● WRITTEN PROBLEM: Every line that contains the word "minus" should be copied out.

● INFORMATION SHOWN:

..........

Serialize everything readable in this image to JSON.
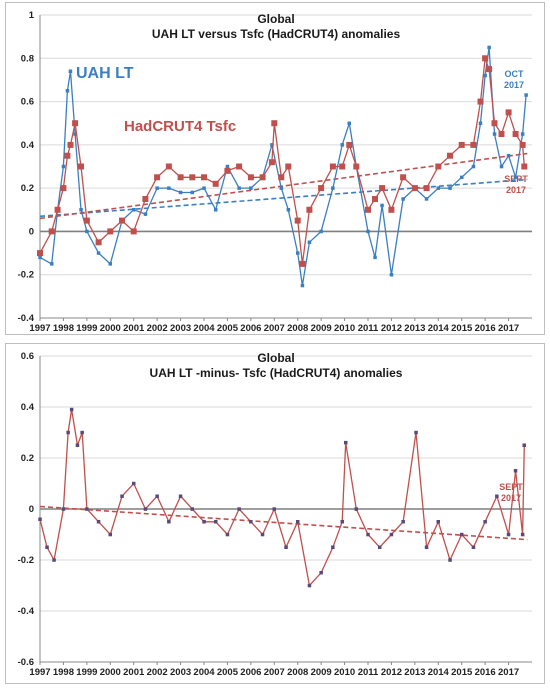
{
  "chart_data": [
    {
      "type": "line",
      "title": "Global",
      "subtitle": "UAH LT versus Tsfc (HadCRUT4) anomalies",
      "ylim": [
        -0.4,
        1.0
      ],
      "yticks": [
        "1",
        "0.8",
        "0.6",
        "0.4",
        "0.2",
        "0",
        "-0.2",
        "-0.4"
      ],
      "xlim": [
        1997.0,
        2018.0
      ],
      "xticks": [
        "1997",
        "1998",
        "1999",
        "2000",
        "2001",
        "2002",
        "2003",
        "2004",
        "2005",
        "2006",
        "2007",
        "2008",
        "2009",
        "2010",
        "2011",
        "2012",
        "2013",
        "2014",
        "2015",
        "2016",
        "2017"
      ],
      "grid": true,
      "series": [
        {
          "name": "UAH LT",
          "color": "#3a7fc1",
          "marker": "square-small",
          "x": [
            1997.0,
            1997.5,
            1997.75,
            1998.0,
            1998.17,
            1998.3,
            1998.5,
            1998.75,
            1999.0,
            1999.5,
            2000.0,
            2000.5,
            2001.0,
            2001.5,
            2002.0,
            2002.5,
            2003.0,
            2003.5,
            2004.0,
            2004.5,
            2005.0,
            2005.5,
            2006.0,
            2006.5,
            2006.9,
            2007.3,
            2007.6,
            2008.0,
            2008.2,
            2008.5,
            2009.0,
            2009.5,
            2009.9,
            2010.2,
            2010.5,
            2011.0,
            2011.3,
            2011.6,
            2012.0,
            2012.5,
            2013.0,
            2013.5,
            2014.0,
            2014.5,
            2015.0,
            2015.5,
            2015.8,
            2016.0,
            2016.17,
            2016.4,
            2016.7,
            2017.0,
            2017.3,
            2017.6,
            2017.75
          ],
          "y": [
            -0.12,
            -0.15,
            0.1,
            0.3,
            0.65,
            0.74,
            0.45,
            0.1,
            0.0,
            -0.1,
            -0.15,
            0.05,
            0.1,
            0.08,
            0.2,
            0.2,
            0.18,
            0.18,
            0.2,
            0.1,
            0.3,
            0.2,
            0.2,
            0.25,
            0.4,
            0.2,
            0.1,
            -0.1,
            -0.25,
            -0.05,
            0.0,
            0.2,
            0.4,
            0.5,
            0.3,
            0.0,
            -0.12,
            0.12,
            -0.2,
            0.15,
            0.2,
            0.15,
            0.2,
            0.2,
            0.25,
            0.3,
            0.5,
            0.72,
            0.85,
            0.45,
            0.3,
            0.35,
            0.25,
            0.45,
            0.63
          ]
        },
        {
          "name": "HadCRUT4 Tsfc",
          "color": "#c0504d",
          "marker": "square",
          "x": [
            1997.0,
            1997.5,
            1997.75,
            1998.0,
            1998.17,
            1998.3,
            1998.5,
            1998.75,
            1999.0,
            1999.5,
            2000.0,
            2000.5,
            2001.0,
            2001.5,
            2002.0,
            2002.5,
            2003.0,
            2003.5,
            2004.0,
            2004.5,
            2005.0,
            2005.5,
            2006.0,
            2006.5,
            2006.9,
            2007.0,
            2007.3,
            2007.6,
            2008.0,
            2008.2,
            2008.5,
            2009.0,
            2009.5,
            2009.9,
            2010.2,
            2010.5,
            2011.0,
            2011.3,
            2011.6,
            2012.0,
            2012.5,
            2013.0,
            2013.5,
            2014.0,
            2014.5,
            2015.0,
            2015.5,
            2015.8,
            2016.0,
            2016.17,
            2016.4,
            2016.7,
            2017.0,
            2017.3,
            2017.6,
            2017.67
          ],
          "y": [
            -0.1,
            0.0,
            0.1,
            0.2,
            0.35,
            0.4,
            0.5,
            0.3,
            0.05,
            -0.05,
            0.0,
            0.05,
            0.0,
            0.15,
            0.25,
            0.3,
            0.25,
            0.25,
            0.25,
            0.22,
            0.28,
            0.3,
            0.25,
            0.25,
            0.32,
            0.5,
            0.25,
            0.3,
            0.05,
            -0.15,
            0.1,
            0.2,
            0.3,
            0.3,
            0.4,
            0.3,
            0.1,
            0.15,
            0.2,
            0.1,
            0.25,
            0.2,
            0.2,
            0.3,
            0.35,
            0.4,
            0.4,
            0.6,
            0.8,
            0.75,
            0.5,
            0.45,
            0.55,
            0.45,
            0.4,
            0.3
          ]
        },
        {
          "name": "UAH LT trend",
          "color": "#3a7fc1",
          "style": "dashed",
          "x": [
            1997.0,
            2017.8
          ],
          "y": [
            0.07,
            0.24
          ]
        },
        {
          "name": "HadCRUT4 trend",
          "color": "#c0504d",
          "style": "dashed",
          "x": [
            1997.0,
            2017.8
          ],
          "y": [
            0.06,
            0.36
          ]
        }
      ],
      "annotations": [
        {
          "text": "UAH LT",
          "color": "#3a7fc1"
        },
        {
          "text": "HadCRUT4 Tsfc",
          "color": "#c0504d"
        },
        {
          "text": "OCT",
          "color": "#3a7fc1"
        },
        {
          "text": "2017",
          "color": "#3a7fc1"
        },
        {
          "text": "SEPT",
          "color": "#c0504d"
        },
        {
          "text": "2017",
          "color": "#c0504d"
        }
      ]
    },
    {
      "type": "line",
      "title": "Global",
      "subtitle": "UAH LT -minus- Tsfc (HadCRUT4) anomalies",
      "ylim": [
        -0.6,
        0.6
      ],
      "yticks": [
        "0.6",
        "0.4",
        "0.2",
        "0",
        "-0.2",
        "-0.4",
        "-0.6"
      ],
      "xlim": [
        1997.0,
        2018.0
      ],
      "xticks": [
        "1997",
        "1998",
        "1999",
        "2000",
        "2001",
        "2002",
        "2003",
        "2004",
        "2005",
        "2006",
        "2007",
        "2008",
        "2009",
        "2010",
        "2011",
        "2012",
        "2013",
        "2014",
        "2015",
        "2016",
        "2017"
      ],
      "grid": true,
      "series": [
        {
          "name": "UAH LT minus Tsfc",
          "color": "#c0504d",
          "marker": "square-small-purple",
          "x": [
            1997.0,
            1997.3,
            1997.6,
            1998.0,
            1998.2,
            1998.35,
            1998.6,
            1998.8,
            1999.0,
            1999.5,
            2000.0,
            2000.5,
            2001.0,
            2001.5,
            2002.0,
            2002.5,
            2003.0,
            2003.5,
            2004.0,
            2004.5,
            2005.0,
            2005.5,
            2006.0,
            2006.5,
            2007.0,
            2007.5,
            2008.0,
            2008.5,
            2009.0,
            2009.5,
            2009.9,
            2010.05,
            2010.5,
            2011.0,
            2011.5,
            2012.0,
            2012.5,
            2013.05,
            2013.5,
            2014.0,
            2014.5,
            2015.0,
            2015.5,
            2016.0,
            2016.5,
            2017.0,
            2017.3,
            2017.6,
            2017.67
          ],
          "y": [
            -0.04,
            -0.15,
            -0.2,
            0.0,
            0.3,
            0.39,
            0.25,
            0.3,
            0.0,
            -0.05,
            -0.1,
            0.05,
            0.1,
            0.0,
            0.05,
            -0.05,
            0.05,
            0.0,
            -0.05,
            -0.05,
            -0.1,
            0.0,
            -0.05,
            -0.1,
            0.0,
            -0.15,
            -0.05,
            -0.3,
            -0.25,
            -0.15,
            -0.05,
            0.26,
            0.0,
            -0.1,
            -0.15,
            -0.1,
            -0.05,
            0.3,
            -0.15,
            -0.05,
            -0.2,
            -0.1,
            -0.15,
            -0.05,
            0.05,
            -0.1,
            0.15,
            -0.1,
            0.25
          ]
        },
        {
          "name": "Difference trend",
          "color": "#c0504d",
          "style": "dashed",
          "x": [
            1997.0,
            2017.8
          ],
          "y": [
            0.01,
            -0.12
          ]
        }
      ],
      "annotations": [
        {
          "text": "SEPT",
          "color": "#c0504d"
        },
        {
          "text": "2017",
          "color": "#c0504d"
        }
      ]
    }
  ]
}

..........

● RESULT OF THIS TASK:
      "subtitle": "UAH LT -minus- Tsfc (HadCRUT4) anomalies",
          "name": "UAH LT minus Tsfc",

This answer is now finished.